__Entries taken from a collection__
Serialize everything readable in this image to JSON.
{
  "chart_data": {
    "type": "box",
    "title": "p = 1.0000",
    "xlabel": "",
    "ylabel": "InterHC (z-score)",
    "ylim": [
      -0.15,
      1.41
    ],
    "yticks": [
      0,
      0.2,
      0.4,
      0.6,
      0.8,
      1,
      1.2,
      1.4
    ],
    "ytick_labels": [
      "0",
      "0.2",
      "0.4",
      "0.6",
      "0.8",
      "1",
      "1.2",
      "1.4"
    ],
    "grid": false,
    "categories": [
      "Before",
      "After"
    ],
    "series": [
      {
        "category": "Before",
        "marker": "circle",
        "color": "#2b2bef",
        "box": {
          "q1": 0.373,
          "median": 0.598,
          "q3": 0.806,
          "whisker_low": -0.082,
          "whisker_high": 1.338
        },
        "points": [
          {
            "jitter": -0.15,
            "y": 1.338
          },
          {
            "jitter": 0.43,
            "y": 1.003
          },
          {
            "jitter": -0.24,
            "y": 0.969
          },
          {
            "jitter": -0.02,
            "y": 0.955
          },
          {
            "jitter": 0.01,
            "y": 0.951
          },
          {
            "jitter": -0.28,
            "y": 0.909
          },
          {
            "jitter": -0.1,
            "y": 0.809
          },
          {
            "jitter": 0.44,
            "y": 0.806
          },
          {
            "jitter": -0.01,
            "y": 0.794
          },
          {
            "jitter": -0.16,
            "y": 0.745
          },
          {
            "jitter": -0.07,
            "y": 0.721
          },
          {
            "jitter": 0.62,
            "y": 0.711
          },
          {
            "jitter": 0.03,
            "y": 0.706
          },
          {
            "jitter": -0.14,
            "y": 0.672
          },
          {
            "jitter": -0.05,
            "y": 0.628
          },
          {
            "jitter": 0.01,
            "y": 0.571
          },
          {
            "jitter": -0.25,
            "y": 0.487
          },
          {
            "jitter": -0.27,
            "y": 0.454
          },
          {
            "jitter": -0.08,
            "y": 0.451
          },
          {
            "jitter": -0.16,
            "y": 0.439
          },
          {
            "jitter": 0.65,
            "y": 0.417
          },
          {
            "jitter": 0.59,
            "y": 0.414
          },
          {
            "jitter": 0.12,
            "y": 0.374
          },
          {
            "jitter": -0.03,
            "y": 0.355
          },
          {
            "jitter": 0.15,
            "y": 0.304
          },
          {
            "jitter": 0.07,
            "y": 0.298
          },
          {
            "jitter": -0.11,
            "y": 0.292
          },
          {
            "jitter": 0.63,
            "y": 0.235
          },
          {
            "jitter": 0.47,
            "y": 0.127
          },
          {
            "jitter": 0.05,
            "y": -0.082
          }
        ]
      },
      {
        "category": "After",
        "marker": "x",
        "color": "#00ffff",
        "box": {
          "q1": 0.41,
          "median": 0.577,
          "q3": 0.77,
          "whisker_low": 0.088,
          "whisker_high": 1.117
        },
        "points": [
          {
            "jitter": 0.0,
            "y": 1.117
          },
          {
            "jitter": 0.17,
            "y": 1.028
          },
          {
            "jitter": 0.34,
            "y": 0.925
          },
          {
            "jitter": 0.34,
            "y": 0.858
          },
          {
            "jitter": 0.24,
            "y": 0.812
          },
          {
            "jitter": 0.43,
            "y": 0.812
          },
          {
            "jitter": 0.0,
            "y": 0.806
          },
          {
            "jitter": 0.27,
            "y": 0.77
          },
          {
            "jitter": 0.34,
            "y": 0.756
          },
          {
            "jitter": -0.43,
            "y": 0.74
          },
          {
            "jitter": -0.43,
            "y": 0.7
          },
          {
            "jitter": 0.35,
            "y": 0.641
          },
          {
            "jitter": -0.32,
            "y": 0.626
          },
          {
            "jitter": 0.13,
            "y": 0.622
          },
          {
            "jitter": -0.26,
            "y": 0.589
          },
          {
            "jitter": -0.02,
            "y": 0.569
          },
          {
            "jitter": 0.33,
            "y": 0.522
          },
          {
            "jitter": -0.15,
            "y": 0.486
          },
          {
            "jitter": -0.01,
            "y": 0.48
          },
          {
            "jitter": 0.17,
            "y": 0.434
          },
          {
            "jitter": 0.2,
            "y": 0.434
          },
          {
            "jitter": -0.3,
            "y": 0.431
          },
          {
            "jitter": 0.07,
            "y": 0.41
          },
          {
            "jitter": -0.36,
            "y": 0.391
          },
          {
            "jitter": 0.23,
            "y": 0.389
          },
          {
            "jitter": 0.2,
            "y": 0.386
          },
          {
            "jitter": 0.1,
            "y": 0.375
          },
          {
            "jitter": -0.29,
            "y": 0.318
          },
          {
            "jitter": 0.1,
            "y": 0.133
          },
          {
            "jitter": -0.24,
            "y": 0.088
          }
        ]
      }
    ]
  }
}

__WRITTEN EXERCISE__
Your task is to extract all of the records exactly.

__SOLUTION FOR THIS EXERCISE__
Serialize everything readable in this image to JSON.
{
  "chart_data": {
    "type": "box",
    "title": "p = 1.0000",
    "xlabel": "",
    "ylabel": "InterHC (z-score)",
    "ylim": [
      -0.15,
      1.41
    ],
    "yticks": [
      0,
      0.2,
      0.4,
      0.6,
      0.8,
      1,
      1.2,
      1.4
    ],
    "ytick_labels": [
      "0",
      "0.2",
      "0.4",
      "0.6",
      "0.8",
      "1",
      "1.2",
      "1.4"
    ],
    "grid": false,
    "categories": [
      "Before",
      "After"
    ],
    "series": [
      {
        "category": "Before",
        "marker": "circle",
        "color": "#2b2bef",
        "box": {
          "q1": 0.373,
          "median": 0.598,
          "q3": 0.806,
          "whisker_low": -0.082,
          "whisker_high": 1.338
        },
        "points": [
          {
            "jitter": -0.15,
            "y": 1.338
          },
          {
            "jitter": 0.43,
            "y": 1.003
          },
          {
            "jitter": -0.24,
            "y": 0.969
          },
          {
            "jitter": -0.02,
            "y": 0.955
          },
          {
            "jitter": 0.01,
            "y": 0.951
          },
          {
            "jitter": -0.28,
            "y": 0.909
          },
          {
            "jitter": -0.1,
            "y": 0.809
          },
          {
            "jitter": 0.44,
            "y": 0.806
          },
          {
            "jitter": -0.01,
            "y": 0.794
          },
          {
            "jitter": -0.16,
            "y": 0.745
          },
          {
            "jitter": -0.07,
            "y": 0.721
          },
          {
            "jitter": 0.62,
            "y": 0.711
          },
          {
            "jitter": 0.03,
            "y": 0.706
          },
          {
            "jitter": -0.14,
            "y": 0.672
          },
          {
            "jitter": -0.05,
            "y": 0.628
          },
          {
            "jitter": 0.01,
            "y": 0.571
          },
          {
            "jitter": -0.25,
            "y": 0.487
          },
          {
            "jitter": -0.27,
            "y": 0.454
          },
          {
            "jitter": -0.08,
            "y": 0.451
          },
          {
            "jitter": -0.16,
            "y": 0.439
          },
          {
            "jitter": 0.65,
            "y": 0.417
          },
          {
            "jitter": 0.59,
            "y": 0.414
          },
          {
            "jitter": 0.12,
            "y": 0.374
          },
          {
            "jitter": -0.03,
            "y": 0.355
          },
          {
            "jitter": 0.15,
            "y": 0.304
          },
          {
            "jitter": 0.07,
            "y": 0.298
          },
          {
            "jitter": -0.11,
            "y": 0.292
          },
          {
            "jitter": 0.63,
            "y": 0.235
          },
          {
            "jitter": 0.47,
            "y": 0.127
          },
          {
            "jitter": 0.05,
            "y": -0.082
          }
        ]
      },
      {
        "category": "After",
        "marker": "x",
        "color": "#00ffff",
        "box": {
          "q1": 0.41,
          "median": 0.577,
          "q3": 0.77,
          "whisker_low": 0.088,
          "whisker_high": 1.117
        },
        "points": [
          {
            "jitter": 0.0,
            "y": 1.117
          },
          {
            "jitter": 0.17,
            "y": 1.028
          },
          {
            "jitter": 0.34,
            "y": 0.925
          },
          {
            "jitter": 0.34,
            "y": 0.858
          },
          {
            "jitter": 0.24,
            "y": 0.812
          },
          {
            "jitter": 0.43,
            "y": 0.812
          },
          {
            "jitter": 0.0,
            "y": 0.806
          },
          {
            "jitter": 0.27,
            "y": 0.77
          },
          {
            "jitter": 0.34,
            "y": 0.756
          },
          {
            "jitter": -0.43,
            "y": 0.74
          },
          {
            "jitter": -0.43,
            "y": 0.7
          },
          {
            "jitter": 0.35,
            "y": 0.641
          },
          {
            "jitter": -0.32,
            "y": 0.626
          },
          {
            "jitter": 0.13,
            "y": 0.622
          },
          {
            "jitter": -0.26,
            "y": 0.589
          },
          {
            "jitter": -0.02,
            "y": 0.569
          },
          {
            "jitter": 0.33,
            "y": 0.522
          },
          {
            "jitter": -0.15,
            "y": 0.486
          },
          {
            "jitter": -0.01,
            "y": 0.48
          },
          {
            "jitter": 0.17,
            "y": 0.434
          },
          {
            "jitter": 0.2,
            "y": 0.434
          },
          {
            "jitter": -0.3,
            "y": 0.431
          },
          {
            "jitter": 0.07,
            "y": 0.41
          },
          {
            "jitter": -0.36,
            "y": 0.391
          },
          {
            "jitter": 0.23,
            "y": 0.389
          },
          {
            "jitter": 0.2,
            "y": 0.386
          },
          {
            "jitter": 0.1,
            "y": 0.375
          },
          {
            "jitter": -0.29,
            "y": 0.318
          },
          {
            "jitter": 0.1,
            "y": 0.133
          },
          {
            "jitter": -0.24,
            "y": 0.088
          }
        ]
      }
    ]
  }
}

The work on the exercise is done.